WHAT THE TASK REQUIRES ->
Your task is to write out the complete listing exactly as it is shown.

Rows from a figure dataset
===============

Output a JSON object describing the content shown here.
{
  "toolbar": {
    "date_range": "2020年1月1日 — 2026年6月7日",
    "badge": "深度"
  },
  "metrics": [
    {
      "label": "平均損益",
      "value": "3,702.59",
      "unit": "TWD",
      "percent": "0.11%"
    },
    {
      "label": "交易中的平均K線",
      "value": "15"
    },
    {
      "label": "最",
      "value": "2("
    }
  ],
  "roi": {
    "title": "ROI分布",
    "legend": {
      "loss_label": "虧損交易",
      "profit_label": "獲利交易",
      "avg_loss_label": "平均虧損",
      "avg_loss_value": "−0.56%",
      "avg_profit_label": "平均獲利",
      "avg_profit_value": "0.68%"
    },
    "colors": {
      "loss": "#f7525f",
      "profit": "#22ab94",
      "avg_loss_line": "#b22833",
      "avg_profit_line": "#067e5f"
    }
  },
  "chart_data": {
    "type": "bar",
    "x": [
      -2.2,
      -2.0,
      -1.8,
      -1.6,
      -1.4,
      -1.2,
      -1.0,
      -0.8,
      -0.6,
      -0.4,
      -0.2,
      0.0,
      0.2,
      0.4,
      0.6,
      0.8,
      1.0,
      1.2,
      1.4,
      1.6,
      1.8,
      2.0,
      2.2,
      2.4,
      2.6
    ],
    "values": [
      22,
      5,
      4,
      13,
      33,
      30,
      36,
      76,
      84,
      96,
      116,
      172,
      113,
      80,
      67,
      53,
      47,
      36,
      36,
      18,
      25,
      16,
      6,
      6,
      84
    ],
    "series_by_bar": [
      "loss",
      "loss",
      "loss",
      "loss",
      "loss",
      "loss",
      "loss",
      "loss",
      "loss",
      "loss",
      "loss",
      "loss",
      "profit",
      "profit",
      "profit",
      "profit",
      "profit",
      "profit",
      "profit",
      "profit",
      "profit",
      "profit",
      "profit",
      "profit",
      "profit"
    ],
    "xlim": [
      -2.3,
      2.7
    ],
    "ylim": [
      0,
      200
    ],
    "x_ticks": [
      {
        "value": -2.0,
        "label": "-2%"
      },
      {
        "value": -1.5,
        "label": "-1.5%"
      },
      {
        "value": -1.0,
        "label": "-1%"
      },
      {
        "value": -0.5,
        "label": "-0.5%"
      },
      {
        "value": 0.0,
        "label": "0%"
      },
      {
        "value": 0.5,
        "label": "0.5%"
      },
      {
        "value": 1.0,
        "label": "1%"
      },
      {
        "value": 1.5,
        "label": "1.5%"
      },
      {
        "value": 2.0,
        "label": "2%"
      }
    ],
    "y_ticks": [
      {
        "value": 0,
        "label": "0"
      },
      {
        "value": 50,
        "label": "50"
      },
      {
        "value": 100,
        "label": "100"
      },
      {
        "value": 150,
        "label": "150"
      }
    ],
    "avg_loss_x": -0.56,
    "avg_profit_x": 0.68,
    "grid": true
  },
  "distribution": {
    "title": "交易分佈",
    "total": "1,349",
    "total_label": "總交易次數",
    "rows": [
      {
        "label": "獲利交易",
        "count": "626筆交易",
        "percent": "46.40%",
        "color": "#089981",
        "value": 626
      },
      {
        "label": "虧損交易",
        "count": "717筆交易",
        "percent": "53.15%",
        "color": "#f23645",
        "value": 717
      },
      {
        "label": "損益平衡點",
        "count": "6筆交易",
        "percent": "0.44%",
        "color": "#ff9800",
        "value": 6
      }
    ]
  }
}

===============

EXERCISE RESULT ->
Output a JSON object describing the content shown here.
{
  "toolbar": {
    "date_range": "2020年1月1日 — 2026年6月7日",
    "badge": "深度"
  },
  "metrics": [
    {
      "label": "平均損益",
      "value": "3,702.59",
      "unit": "TWD",
      "percent": "0.11%"
    },
    {
      "label": "交易中的平均K線",
      "value": "15"
    },
    {
      "label": "最",
      "value": "2("
    }
  ],
  "roi": {
    "title": "ROI分布",
    "legend": {
      "loss_label": "虧損交易",
      "profit_label": "獲利交易",
      "avg_loss_label": "平均虧損",
      "avg_loss_value": "−0.56%",
      "avg_profit_label": "平均獲利",
      "avg_profit_value": "0.68%"
    },
    "colors": {
      "loss": "#f7525f",
      "profit": "#22ab94",
      "avg_loss_line": "#b22833",
      "avg_profit_line": "#067e5f"
    }
  },
  "chart_data": {
    "type": "bar",
    "x": [
      -2.2,
      -2.0,
      -1.8,
      -1.6,
      -1.4,
      -1.2,
      -1.0,
      -0.8,
      -0.6,
      -0.4,
      -0.2,
      0.0,
      0.2,
      0.4,
      0.6,
      0.8,
      1.0,
      1.2,
      1.4,
      1.6,
      1.8,
      2.0,
      2.2,
      2.4,
      2.6
    ],
    "values": [
      22,
      5,
      4,
      13,
      33,
      30,
      36,
      76,
      84,
      96,
      116,
      172,
      113,
      80,
      67,
      53,
      47,
      36,
      36,
      18,
      25,
      16,
      6,
      6,
      84
    ],
    "series_by_bar": [
      "loss",
      "loss",
      "loss",
      "loss",
      "loss",
      "loss",
      "loss",
      "loss",
      "loss",
      "loss",
      "loss",
      "loss",
      "profit",
      "profit",
      "profit",
      "profit",
      "profit",
      "profit",
      "profit",
      "profit",
      "profit",
      "profit",
      "profit",
      "profit",
      "profit"
    ],
    "xlim": [
      -2.3,
      2.7
    ],
    "ylim": [
      0,
      200
    ],
    "x_ticks": [
      {
        "value": -2.0,
        "label": "-2%"
      },
      {
        "value": -1.5,
        "label": "-1.5%"
      },
      {
        "value": -1.0,
        "label": "-1%"
      },
      {
        "value": -0.5,
        "label": "-0.5%"
      },
      {
        "value": 0.0,
        "label": "0%"
      },
      {
        "value": 0.5,
        "label": "0.5%"
      },
      {
        "value": 1.0,
        "label": "1%"
      },
      {
        "value": 1.5,
        "label": "1.5%"
      },
      {
        "value": 2.0,
        "label": "2%"
      }
    ],
    "y_ticks": [
      {
        "value": 0,
        "label": "0"
      },
      {
        "value": 50,
        "label": "50"
      },
      {
        "value": 100,
        "label": "100"
      },
      {
        "value": 150,
        "label": "150"
      }
    ],
    "avg_loss_x": -0.56,
    "avg_profit_x": 0.68,
    "grid": true
  },
  "distribution": {
    "title": "交易分佈",
    "total": "1,349",
    "total_label": "總交易次數",
    "rows": [
      {
        "label": "獲利交易",
        "count": "626筆交易",
        "percent": "46.40%",
        "color": "#089981",
        "value": 626
      },
      {
        "label": "虧損交易",
        "count": "717筆交易",
        "percent": "53.15%",
        "color": "#f23645",
        "value": 717
      },
      {
        "label": "損益平衡點",
        "count": "6筆交易",
        "percent": "0.44%",
        "color": "#ff9800",
        "value": 6
      }
    ]
  }
}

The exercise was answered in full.